**** Data section ****
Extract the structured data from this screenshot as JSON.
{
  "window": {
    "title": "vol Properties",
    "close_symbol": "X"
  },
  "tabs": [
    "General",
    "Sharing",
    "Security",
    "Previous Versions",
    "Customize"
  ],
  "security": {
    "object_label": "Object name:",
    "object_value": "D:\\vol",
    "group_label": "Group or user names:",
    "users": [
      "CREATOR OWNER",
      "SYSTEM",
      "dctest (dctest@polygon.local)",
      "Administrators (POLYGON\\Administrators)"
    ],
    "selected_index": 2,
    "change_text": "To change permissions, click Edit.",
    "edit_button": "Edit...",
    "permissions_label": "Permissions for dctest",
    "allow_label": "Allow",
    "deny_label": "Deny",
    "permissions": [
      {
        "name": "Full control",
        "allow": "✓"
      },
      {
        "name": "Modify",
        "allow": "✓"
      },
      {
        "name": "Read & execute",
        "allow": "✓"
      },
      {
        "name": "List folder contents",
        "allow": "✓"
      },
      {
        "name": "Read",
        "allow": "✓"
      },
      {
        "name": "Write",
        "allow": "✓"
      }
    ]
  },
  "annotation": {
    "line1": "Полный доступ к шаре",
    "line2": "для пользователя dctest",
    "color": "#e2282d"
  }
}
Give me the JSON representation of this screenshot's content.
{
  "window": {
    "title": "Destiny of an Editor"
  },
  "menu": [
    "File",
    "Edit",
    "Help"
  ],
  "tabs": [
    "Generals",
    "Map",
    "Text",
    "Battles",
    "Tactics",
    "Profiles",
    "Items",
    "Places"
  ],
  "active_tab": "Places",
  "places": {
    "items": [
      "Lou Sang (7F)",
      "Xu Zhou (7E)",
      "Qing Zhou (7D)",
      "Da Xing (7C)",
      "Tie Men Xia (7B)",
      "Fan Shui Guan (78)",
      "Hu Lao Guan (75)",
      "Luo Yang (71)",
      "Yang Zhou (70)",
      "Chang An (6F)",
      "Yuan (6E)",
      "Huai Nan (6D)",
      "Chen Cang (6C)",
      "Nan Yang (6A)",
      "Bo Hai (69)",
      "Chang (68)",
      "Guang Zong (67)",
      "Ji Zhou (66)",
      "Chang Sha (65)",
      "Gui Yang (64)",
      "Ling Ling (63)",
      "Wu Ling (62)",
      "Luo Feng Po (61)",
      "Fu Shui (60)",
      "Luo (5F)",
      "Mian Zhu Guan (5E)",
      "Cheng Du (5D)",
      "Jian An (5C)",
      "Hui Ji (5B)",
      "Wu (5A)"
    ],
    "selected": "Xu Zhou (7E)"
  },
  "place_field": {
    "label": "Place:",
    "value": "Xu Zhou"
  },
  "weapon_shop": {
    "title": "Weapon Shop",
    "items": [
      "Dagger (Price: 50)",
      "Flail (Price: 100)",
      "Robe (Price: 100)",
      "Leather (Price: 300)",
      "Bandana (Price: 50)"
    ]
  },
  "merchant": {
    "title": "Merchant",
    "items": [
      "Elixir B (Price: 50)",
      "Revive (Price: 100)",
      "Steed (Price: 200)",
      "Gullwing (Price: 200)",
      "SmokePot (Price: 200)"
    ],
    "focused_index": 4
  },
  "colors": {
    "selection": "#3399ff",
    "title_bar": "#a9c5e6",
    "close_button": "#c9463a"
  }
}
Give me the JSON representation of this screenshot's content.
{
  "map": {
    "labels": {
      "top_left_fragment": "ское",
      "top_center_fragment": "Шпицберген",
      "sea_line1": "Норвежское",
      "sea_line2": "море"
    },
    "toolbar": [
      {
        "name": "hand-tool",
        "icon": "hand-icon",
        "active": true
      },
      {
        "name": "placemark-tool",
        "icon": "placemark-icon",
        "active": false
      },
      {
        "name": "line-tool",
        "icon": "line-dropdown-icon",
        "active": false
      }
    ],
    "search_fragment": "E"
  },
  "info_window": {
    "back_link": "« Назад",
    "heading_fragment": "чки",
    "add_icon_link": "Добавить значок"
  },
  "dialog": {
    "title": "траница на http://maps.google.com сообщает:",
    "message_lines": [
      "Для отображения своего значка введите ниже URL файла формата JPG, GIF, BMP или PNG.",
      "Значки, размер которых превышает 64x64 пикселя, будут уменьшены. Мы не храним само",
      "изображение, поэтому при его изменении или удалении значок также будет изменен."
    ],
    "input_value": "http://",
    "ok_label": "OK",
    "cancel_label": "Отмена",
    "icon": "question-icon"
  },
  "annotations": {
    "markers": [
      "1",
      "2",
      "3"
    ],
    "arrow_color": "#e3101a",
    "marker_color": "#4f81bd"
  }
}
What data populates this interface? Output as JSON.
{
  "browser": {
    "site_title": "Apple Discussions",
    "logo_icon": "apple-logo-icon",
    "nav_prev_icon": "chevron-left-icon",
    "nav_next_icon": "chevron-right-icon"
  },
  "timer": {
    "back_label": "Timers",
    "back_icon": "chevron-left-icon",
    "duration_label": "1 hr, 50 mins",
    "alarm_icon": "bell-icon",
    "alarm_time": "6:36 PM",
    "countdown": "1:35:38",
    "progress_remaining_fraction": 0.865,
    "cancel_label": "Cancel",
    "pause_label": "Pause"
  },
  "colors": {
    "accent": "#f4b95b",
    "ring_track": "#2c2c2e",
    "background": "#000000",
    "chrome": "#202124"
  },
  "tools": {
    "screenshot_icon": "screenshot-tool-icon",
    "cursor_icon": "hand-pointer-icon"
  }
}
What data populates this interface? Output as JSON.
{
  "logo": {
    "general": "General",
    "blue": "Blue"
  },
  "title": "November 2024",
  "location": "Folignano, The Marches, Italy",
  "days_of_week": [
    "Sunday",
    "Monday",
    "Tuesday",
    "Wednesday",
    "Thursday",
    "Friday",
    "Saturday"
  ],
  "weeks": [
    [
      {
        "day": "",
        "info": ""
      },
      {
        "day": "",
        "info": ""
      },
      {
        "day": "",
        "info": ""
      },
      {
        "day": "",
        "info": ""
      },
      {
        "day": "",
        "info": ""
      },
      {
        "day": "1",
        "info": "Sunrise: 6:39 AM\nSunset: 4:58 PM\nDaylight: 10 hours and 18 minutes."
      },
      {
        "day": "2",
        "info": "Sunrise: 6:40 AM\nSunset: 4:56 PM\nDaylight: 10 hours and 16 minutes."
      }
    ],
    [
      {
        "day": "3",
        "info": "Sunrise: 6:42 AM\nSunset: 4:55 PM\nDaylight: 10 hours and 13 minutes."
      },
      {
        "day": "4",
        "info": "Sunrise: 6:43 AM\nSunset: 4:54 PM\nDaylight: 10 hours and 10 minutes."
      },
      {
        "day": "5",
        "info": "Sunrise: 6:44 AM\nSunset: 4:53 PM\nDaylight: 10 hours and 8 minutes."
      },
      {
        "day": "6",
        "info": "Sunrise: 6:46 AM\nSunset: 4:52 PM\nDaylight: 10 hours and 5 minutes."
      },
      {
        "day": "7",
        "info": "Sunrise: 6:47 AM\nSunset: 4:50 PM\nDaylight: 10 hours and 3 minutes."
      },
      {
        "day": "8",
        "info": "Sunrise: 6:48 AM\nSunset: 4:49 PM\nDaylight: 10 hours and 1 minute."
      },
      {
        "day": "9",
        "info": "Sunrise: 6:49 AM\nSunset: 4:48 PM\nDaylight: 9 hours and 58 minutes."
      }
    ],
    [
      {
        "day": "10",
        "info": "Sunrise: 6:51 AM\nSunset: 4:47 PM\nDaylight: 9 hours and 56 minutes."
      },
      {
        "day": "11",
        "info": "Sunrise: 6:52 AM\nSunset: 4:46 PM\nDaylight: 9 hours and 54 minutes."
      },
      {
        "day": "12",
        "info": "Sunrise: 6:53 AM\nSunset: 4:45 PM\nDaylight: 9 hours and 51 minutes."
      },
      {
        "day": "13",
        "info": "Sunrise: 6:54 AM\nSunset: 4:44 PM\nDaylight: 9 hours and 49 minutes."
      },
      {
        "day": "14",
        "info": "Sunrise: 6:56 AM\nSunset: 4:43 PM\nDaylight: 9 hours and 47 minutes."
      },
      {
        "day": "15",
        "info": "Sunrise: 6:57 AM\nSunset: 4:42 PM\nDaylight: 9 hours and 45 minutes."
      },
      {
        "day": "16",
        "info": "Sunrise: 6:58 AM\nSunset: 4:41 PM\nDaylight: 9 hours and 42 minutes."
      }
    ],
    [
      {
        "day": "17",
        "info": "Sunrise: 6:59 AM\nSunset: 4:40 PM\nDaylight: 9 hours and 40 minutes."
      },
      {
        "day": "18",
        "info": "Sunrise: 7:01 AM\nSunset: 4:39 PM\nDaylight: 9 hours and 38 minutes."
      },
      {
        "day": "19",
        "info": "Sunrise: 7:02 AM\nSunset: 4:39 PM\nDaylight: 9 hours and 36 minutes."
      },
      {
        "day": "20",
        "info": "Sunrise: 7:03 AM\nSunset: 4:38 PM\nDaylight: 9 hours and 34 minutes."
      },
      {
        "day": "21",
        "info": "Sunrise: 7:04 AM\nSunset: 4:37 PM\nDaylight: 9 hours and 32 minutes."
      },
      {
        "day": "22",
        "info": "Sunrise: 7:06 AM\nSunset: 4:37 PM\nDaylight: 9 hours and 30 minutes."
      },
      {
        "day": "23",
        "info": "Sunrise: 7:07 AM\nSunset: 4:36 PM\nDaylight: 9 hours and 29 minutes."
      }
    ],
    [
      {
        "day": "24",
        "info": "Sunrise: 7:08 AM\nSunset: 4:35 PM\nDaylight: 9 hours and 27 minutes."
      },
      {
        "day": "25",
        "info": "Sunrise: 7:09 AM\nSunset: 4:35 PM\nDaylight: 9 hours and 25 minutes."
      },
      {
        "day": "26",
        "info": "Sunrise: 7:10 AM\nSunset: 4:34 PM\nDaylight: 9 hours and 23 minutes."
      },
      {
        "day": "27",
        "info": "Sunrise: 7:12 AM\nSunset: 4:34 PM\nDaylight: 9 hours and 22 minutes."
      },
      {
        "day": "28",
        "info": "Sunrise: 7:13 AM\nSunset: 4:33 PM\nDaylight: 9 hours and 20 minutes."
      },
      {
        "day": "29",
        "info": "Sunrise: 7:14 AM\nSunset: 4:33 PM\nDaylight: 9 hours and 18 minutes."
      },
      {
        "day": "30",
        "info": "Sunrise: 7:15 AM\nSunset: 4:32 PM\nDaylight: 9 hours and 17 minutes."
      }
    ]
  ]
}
****
#### [What the task requires]
Using the records above, copy every line that has the word "Zhou" in it.

#### [Finished task]
      "Xu Zhou (7E)",
      "Qing Zhou (7D)",
      "Yang Zhou (70)",
      "Ji Zhou (66)",
    "selected": "Xu Zhou (7E)"
    "value": "Xu Zhou"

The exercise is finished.